**GIVEN REQUEST**
Reproduce the material in full, exactly as written.

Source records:
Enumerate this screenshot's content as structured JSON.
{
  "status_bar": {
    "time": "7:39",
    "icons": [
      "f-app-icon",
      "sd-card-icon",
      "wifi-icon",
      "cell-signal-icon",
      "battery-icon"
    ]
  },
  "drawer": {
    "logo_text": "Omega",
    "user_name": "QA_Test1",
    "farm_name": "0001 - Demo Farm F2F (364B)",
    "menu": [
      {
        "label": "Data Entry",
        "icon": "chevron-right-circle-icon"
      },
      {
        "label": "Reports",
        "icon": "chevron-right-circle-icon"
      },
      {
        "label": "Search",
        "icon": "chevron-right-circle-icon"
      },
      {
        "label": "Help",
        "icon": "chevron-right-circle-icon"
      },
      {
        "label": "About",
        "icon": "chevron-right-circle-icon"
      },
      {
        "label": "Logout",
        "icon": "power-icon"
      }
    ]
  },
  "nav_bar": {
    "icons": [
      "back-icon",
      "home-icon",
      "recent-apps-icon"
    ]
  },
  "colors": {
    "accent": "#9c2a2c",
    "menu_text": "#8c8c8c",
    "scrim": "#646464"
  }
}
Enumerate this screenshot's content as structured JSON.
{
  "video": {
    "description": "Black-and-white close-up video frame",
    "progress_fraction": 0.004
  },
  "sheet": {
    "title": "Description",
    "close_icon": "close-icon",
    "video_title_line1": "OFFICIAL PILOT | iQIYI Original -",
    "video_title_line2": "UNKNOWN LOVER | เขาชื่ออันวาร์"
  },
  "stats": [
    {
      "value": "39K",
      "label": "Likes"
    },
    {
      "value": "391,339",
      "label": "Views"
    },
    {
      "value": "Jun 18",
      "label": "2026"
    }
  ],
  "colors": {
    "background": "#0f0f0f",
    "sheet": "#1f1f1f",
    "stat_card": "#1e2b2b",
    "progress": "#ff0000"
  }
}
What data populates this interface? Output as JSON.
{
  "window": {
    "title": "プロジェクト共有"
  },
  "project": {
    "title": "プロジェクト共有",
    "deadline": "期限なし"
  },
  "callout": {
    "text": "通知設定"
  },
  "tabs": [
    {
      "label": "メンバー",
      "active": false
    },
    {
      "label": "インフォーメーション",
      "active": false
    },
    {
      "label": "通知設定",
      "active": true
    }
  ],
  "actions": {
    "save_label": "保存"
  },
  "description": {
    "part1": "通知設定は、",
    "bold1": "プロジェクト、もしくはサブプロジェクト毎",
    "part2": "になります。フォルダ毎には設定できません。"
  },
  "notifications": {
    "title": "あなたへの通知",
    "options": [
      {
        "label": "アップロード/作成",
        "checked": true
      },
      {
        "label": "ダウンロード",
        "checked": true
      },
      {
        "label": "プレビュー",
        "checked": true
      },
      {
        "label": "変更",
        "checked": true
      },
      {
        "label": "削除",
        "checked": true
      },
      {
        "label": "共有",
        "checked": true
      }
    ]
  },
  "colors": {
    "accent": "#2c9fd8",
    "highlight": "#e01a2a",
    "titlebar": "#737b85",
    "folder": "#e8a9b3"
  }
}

**OUTPUT**
Enumerate this screenshot's content as structured JSON.
{
  "status_bar": {
    "time": "7:39",
    "icons": [
      "f-app-icon",
      "sd-card-icon",
      "wifi-icon",
      "cell-signal-icon",
      "battery-icon"
    ]
  },
  "drawer": {
    "logo_text": "Omega",
    "user_name": "QA_Test1",
    "farm_name": "0001 - Demo Farm F2F (364B)",
    "menu": [
      {
        "label": "Data Entry",
        "icon": "chevron-right-circle-icon"
      },
      {
        "label": "Reports",
        "icon": "chevron-right-circle-icon"
      },
      {
        "label": "Search",
        "icon": "chevron-right-circle-icon"
      },
      {
        "label": "Help",
        "icon": "chevron-right-circle-icon"
      },
      {
        "label": "About",
        "icon": "chevron-right-circle-icon"
      },
      {
        "label": "Logout",
        "icon": "power-icon"
      }
    ]
  },
  "nav_bar": {
    "icons": [
      "back-icon",
      "home-icon",
      "recent-apps-icon"
    ]
  },
  "colors": {
    "accent": "#9c2a2c",
    "menu_text": "#8c8c8c",
    "scrim": "#646464"
  }
}
Enumerate this screenshot's content as structured JSON.
{
  "video": {
    "description": "Black-and-white close-up video frame",
    "progress_fraction": 0.004
  },
  "sheet": {
    "title": "Description",
    "close_icon": "close-icon",
    "video_title_line1": "OFFICIAL PILOT | iQIYI Original -",
    "video_title_line2": "UNKNOWN LOVER | เขาชื่ออันวาร์"
  },
  "stats": [
    {
      "value": "39K",
      "label": "Likes"
    },
    {
      "value": "391,339",
      "label": "Views"
    },
    {
      "value": "Jun 18",
      "label": "2026"
    }
  ],
  "colors": {
    "background": "#0f0f0f",
    "sheet": "#1f1f1f",
    "stat_card": "#1e2b2b",
    "progress": "#ff0000"
  }
}
What data populates this interface? Output as JSON.
{
  "window": {
    "title": "プロジェクト共有"
  },
  "project": {
    "title": "プロジェクト共有",
    "deadline": "期限なし"
  },
  "callout": {
    "text": "通知設定"
  },
  "tabs": [
    {
      "label": "メンバー",
      "active": false
    },
    {
      "label": "インフォーメーション",
      "active": false
    },
    {
      "label": "通知設定",
      "active": true
    }
  ],
  "actions": {
    "save_label": "保存"
  },
  "description": {
    "part1": "通知設定は、",
    "bold1": "プロジェクト、もしくはサブプロジェクト毎",
    "part2": "になります。フォルダ毎には設定できません。"
  },
  "notifications": {
    "title": "あなたへの通知",
    "options": [
      {
        "label": "アップロード/作成",
        "checked": true
      },
      {
        "label": "ダウンロード",
        "checked": true
      },
      {
        "label": "プレビュー",
        "checked": true
      },
      {
        "label": "変更",
        "checked": true
      },
      {
        "label": "削除",
        "checked": true
      },
      {
        "label": "共有",
        "checked": true
      }
    ]
  },
  "colors": {
    "accent": "#2c9fd8",
    "highlight": "#e01a2a",
    "titlebar": "#737b85",
    "folder": "#e8a9b3"
  }
}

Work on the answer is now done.